- [REQUIRED TASK]:
Could you return each line from the one bearing "OCR this image." through the last line of the entries, exactly as it stands, with no pictures?

--- Start of ENTRIES PROVIDED ---

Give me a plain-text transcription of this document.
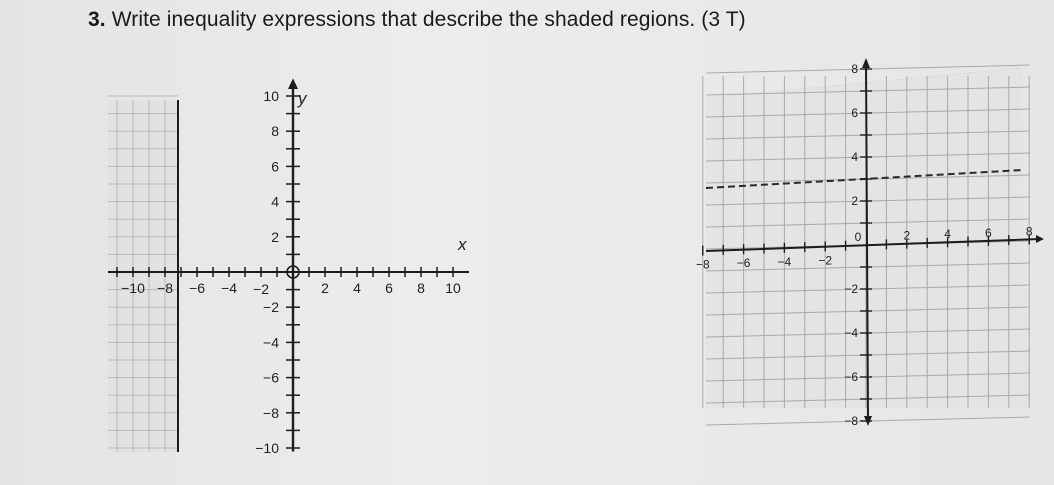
3. Write inequality expressions that describe the shaded regions. (3 T)
−10 −8 −6 −4 −2	2 4 6 8 10
10
8
6
4
2
−2
−4
−6
−8
−10
x
y
−8 −6 −4 −2
0	2	4	6	8
8
6
4
2
−2
−4
−6
−8
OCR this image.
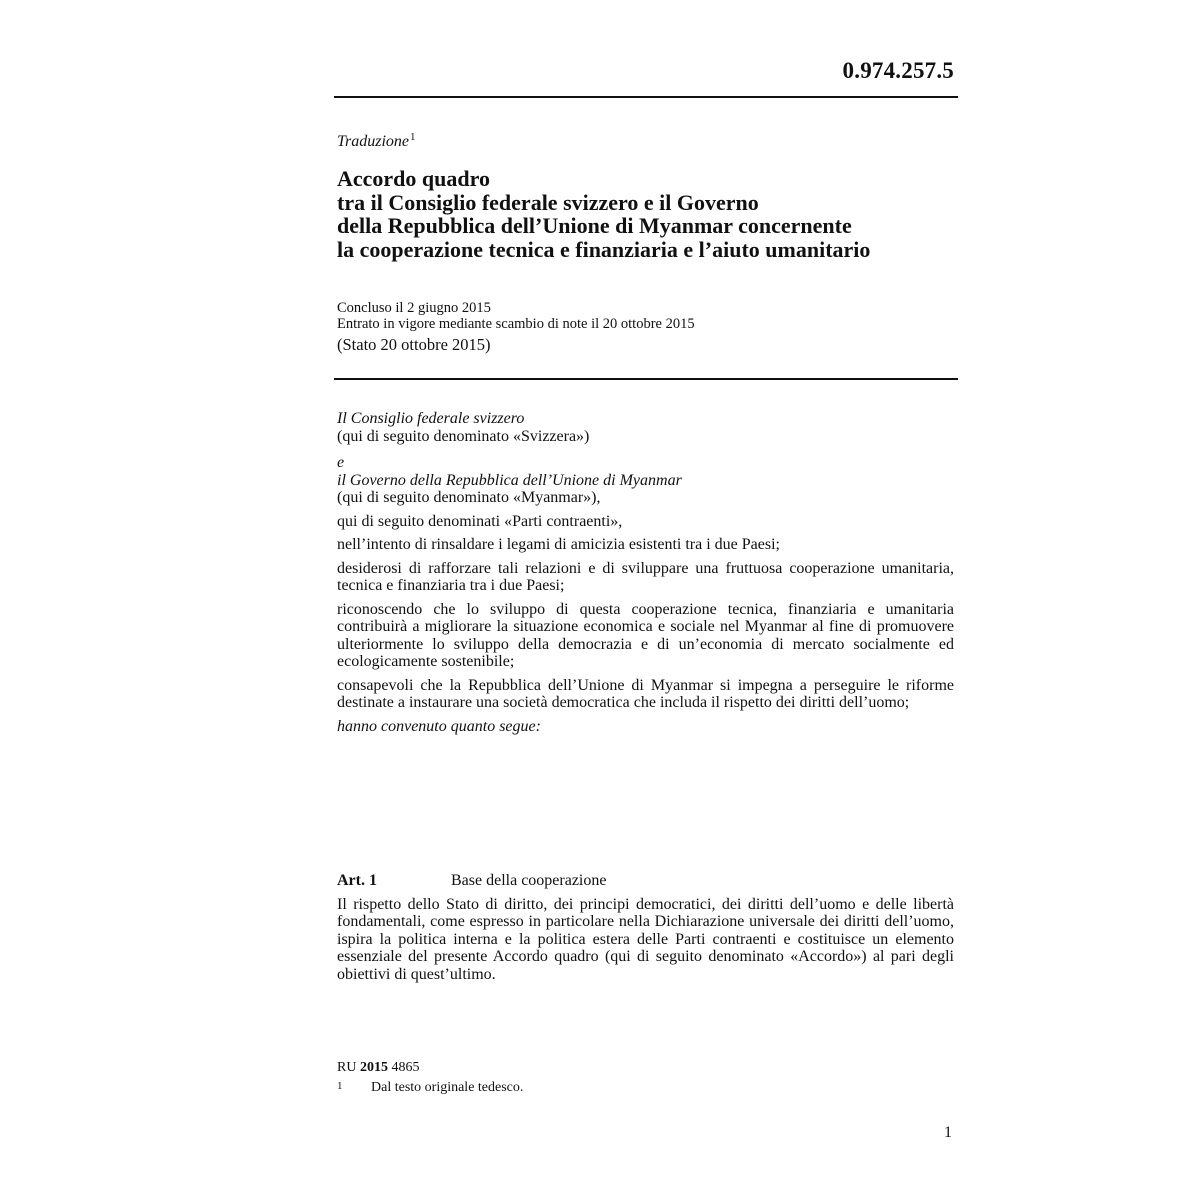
0.974.257.5
Traduzione$^1$
Accordo quadro
tra il Consiglio federale svizzero e il Governo
della Repubblica dell’Unione di Myanmar concernente
la cooperazione tecnica e finanziaria e l’aiuto umanitario
Concluso il 2 giugno 2015
Entrato in vigore mediante scambio di note il 20 ottobre 2015
(Stato 20 ottobre 2015)

Il Consiglio federale svizzero

(qui di seguito denominato «Svizzera»)

e

il Governo della Repubblica dell’Unione di Myanmar

(qui di seguito denominato «Myanmar»),

qui di seguito denominati «Parti contraenti»,

nell’intento di rinsaldare i legami di amicizia esistenti tra i due Paesi;

desiderosi di rafforzare tali relazioni e di sviluppare una fruttuosa cooperazione umanitaria, tecnica e finanziaria tra i due Paesi;

riconoscendo che lo sviluppo di questa cooperazione tecnica, finanziaria e umanitaria contribuirà a migliorare la situazione economica e sociale nel Myanmar al fine di promuovere ulteriormente lo sviluppo della democrazia e di un’economia di mercato socialmente ed ecologicamente sostenibile;

consapevoli che la Repubblica dell’Unione di Myanmar si impegna a perseguire le riforme destinate a instaurare una società democratica che includa il rispetto dei diritti dell’uomo;

hanno convenuto quanto segue:

Art. 1	Base della cooperazione

Il rispetto dello Stato di diritto, dei principi democratici, dei diritti dell’uomo e delle libertà fondamentali, come espresso in particolare nella Dichiarazione universale dei diritti dell’uomo, ispira la politica interna e la politica estera delle Parti contraenti e costituisce un elemento essenziale del presente Accordo quadro (qui di seguito denominato «Accordo») al pari degli obiettivi di quest’ultimo.

RU 2015 4865
1	Dal testo originale tedesco.
1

--- End of ENTRIES PROVIDED ---

- [RESPONSE TO THIS TASK]:
OCR this image.
0.974.257.5
Traduzione$^1$
Accordo quadro
tra il Consiglio federale svizzero e il Governo
della Repubblica dell’Unione di Myanmar concernente
la cooperazione tecnica e finanziaria e l’aiuto umanitario
Concluso il 2 giugno 2015
Entrato in vigore mediante scambio di note il 20 ottobre 2015
(Stato 20 ottobre 2015)

Il Consiglio federale svizzero

(qui di seguito denominato «Svizzera»)

e

il Governo della Repubblica dell’Unione di Myanmar

(qui di seguito denominato «Myanmar»),

qui di seguito denominati «Parti contraenti»,

nell’intento di rinsaldare i legami di amicizia esistenti tra i due Paesi;

desiderosi di rafforzare tali relazioni e di sviluppare una fruttuosa cooperazione umanitaria, tecnica e finanziaria tra i due Paesi;

riconoscendo che lo sviluppo di questa cooperazione tecnica, finanziaria e umanitaria contribuirà a migliorare la situazione economica e sociale nel Myanmar al fine di promuovere ulteriormente lo sviluppo della democrazia e di un’economia di mercato socialmente ed ecologicamente sostenibile;

consapevoli che la Repubblica dell’Unione di Myanmar si impegna a perseguire le riforme destinate a instaurare una società democratica che includa il rispetto dei diritti dell’uomo;

hanno convenuto quanto segue:

Art. 1	Base della cooperazione

Il rispetto dello Stato di diritto, dei principi democratici, dei diritti dell’uomo e delle libertà fondamentali, come espresso in particolare nella Dichiarazione universale dei diritti dell’uomo, ispira la politica interna e la politica estera delle Parti contraenti e costituisce un elemento essenziale del presente Accordo quadro (qui di seguito denominato «Accordo») al pari degli obiettivi di quest’ultimo.

RU 2015 4865
1	Dal testo originale tedesco.
1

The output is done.